Trecho selecionado:
┏━━
Inteligência artificial e sabedoria do
coração:
para uma
comunicação plenamente humana
MENSAGEM DO PAPA FRANCISCO PARA O 58º DIA
MUNDIAL DAS COMUNICAÇÕES SOCIAIS
Queridos irmãos
e irmãs!
A evolução dos sistemas da chamada
«inteligência artificial», sobre a qual já me debrucei na recente Mensagem para
o Dia Mundial da Paz, está modificando de forma radical
também a informação e a comunicação e, através delas, algumas bases da
convivência civil. Trata-se duma mudança que afeta não só aos profissionais,
mas a todos. A rápida difusão de maravilhosas invenções, cujo funcionamento e
potencialidades são indecifráveis para a maior parte de nós, suscita um espanto que oscila entre entusiasmo e desorientação e põe-nos inevitavelmente diante de questões
fundamentais.
A partir do coração
Antes de mais nada, convém limpar o
terreno das leituras catastróficas e dos seus efeitos paralisadores. Já há um
século Romano Guardini, refletindo sobre a técnica e o homem, convidava a não
se inveterar contra o «novo» na tentativa de «conservar um mundo belo condenado
a desaparecer». Ao mesmo tempo, porém, com veemência profética advertia: «O
nosso posto é no devir. Devemos inserir-nos nele, cada um no seu lugar,
aderindo honestamente, mas permanecendo sensíveis, com um coração
incorruptível, a tudo o que nele houver de destrutivo e não-humano». E
concluía: «Trata- se – é verdade – de problemas de natureza técnica, científica
e política; mas só podem ser resolvidos passando pelo homem. Deve-se formar um
novo tipo humano, dotado duma espiritualidade mais profunda, duma nova
liberdade e duma nova interioridade».
Neste
tempo que corre o risco de ser rico em técnica e pobre em humanidade, a
nossa reflexão só pode partir do coração humano. Somente dotando-nos
dum olhar espiritual, apenas recuperando uma sabedoria do coração é que
poderemos ler e interpretar a novidade do nosso tempo e descobrir o caminho
para uma comunicação plenamente humana. O coração, entendido biblicamente como
sede da liberdade e das decisões mais importantes da vida, é símbolo de
integridade e de unidade, mas evoca também os afetos, os desejos, os sonhos, e
sobretudo é o lugar interior do encontro com Deus. Por isso a sabedoria do coração é a virtude que nos
permite combinar o todo com as partes, as decisões com as suas consequências,
as grandezas com as fragilidades, o passado com o futuro, o “eu” com o “nós”.
Esta sabedoria do coração deixa-se encontrar por quem a busca e deixa-se
ver a quem a ama; antecipa-se a quem a deseja e vai à procura de quem é digno
dela (cf. Sab 6, 12-16). Está com quem aceita conselho
(cf. Pr 13, 10), com
quem tem um coração dócil, um coração que escuta (cf. 1 Re 3, 9). É um dom do Espírito
Santo, que permite ver as coisas com os olhos de Deus, compreender as
interligações, as situações, os acontecimentos e descobrir o seu sentido. Sem
esta sabedoria, a existência torna-se insípida, pois é precisamente a sabedoria
que dá gosto à vida: a sua raiz latina sapere associa-a
ao sabor.
┗━━
Excertos de dados:
┏━━
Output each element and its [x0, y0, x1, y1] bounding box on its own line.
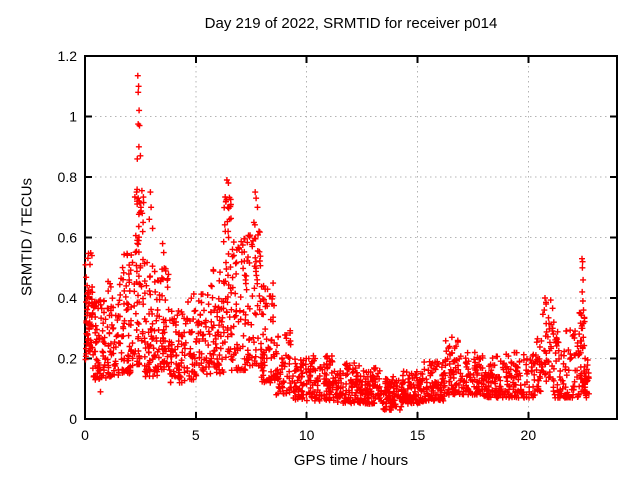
┗━━
┏━━
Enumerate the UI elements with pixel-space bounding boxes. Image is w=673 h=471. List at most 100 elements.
┗━━
Exercício breve 1: De acordo com o trecho selecionado, por que a existência se torna insípida sem a sabedoria do coração? Responda em uma a três frases.
Exercício breve 2: Transcreva do trecho selecionado a passagem entre "A evolução dos" e "fundamentais.", inclusive.

Resposta completa 1: Porque é precisamente a sabedoria que dá gosto à vida. Segundo o trecho, a raiz latina da palavra, sapere, associa a sabedoria ao sabor.

Resposta completa 2:
A evolução dos sistemas da chamada
«inteligência artificial», sobre a qual já me debrucei na recente Mensagem para
o Dia Mundial da Paz, está modificando de forma radical
também a informação e a comunicação e, através delas, algumas bases da
convivência civil. Trata-se duma mudança que afeta não só aos profissionais,
mas a todos. A rápida difusão de maravilhosas invenções, cujo funcionamento e
potencialidades são indecifráveis para a maior parte de nós, suscita um espanto que oscila entre entusiasmo e desorientação e põe-nos inevitavelmente diante de questões
fundamentais.